══ DATA SHOWN

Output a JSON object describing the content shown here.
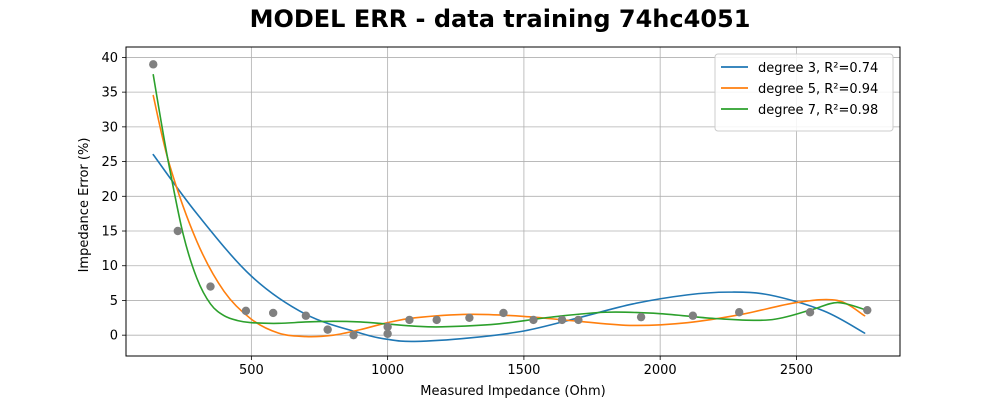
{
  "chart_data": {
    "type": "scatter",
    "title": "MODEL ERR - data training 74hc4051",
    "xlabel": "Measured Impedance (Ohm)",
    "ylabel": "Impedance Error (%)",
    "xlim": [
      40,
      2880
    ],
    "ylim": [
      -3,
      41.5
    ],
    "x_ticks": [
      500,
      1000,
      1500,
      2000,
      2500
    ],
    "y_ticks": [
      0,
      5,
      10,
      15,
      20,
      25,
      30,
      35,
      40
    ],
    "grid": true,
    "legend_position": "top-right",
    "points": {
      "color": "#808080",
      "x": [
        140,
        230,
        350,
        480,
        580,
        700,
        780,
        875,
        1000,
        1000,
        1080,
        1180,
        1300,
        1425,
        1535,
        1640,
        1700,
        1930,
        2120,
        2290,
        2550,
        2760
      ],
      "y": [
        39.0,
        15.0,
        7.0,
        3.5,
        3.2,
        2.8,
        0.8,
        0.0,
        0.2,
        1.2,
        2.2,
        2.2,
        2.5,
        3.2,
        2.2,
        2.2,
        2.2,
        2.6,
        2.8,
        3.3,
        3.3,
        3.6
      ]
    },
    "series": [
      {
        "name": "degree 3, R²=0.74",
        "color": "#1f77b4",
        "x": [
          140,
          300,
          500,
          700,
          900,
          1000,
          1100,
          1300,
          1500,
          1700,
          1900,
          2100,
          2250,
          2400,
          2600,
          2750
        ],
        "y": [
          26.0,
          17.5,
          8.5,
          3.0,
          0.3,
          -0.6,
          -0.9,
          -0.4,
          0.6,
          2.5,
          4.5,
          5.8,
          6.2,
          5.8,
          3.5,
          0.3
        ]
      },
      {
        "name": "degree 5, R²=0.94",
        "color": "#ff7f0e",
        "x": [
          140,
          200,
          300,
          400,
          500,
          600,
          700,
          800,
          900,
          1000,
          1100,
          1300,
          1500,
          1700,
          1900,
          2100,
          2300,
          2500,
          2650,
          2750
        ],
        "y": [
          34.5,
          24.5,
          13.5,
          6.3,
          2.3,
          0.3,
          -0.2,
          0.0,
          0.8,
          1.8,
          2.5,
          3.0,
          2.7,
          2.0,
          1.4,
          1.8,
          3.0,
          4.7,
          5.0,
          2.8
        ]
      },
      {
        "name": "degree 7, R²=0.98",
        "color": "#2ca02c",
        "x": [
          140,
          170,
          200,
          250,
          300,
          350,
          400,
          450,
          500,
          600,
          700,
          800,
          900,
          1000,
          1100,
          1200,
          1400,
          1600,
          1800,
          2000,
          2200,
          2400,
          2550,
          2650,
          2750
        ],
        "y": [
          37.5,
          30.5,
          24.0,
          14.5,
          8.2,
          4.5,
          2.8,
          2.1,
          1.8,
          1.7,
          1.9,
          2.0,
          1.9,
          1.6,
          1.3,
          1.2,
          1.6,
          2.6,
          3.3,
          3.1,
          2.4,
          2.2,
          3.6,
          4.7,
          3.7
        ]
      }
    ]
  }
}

════

PROBLEM DESCRIPTION: Print the full listing exactly, dropping the pictures.

OUTPUT OF THE EXERCISE:
Output a JSON object describing the content shown here.
{
  "chart_data": {
    "type": "scatter",
    "title": "MODEL ERR - data training 74hc4051",
    "xlabel": "Measured Impedance (Ohm)",
    "ylabel": "Impedance Error (%)",
    "xlim": [
      40,
      2880
    ],
    "ylim": [
      -3,
      41.5
    ],
    "x_ticks": [
      500,
      1000,
      1500,
      2000,
      2500
    ],
    "y_ticks": [
      0,
      5,
      10,
      15,
      20,
      25,
      30,
      35,
      40
    ],
    "grid": true,
    "legend_position": "top-right",
    "points": {
      "color": "#808080",
      "x": [
        140,
        230,
        350,
        480,
        580,
        700,
        780,
        875,
        1000,
        1000,
        1080,
        1180,
        1300,
        1425,
        1535,
        1640,
        1700,
        1930,
        2120,
        2290,
        2550,
        2760
      ],
      "y": [
        39.0,
        15.0,
        7.0,
        3.5,
        3.2,
        2.8,
        0.8,
        0.0,
        0.2,
        1.2,
        2.2,
        2.2,
        2.5,
        3.2,
        2.2,
        2.2,
        2.2,
        2.6,
        2.8,
        3.3,
        3.3,
        3.6
      ]
    },
    "series": [
      {
        "name": "degree 3, R²=0.74",
        "color": "#1f77b4",
        "x": [
          140,
          300,
          500,
          700,
          900,
          1000,
          1100,
          1300,
          1500,
          1700,
          1900,
          2100,
          2250,
          2400,
          2600,
          2750
        ],
        "y": [
          26.0,
          17.5,
          8.5,
          3.0,
          0.3,
          -0.6,
          -0.9,
          -0.4,
          0.6,
          2.5,
          4.5,
          5.8,
          6.2,
          5.8,
          3.5,
          0.3
        ]
      },
      {
        "name": "degree 5, R²=0.94",
        "color": "#ff7f0e",
        "x": [
          140,
          200,
          300,
          400,
          500,
          600,
          700,
          800,
          900,
          1000,
          1100,
          1300,
          1500,
          1700,
          1900,
          2100,
          2300,
          2500,
          2650,
          2750
        ],
        "y": [
          34.5,
          24.5,
          13.5,
          6.3,
          2.3,
          0.3,
          -0.2,
          0.0,
          0.8,
          1.8,
          2.5,
          3.0,
          2.7,
          2.0,
          1.4,
          1.8,
          3.0,
          4.7,
          5.0,
          2.8
        ]
      },
      {
        "name": "degree 7, R²=0.98",
        "color": "#2ca02c",
        "x": [
          140,
          170,
          200,
          250,
          300,
          350,
          400,
          450,
          500,
          600,
          700,
          800,
          900,
          1000,
          1100,
          1200,
          1400,
          1600,
          1800,
          2000,
          2200,
          2400,
          2550,
          2650,
          2750
        ],
        "y": [
          37.5,
          30.5,
          24.0,
          14.5,
          8.2,
          4.5,
          2.8,
          2.1,
          1.8,
          1.7,
          1.9,
          2.0,
          1.9,
          1.6,
          1.3,
          1.2,
          1.6,
          2.6,
          3.3,
          3.1,
          2.4,
          2.2,
          3.6,
          4.7,
          3.7
        ]
      }
    ]
  }
}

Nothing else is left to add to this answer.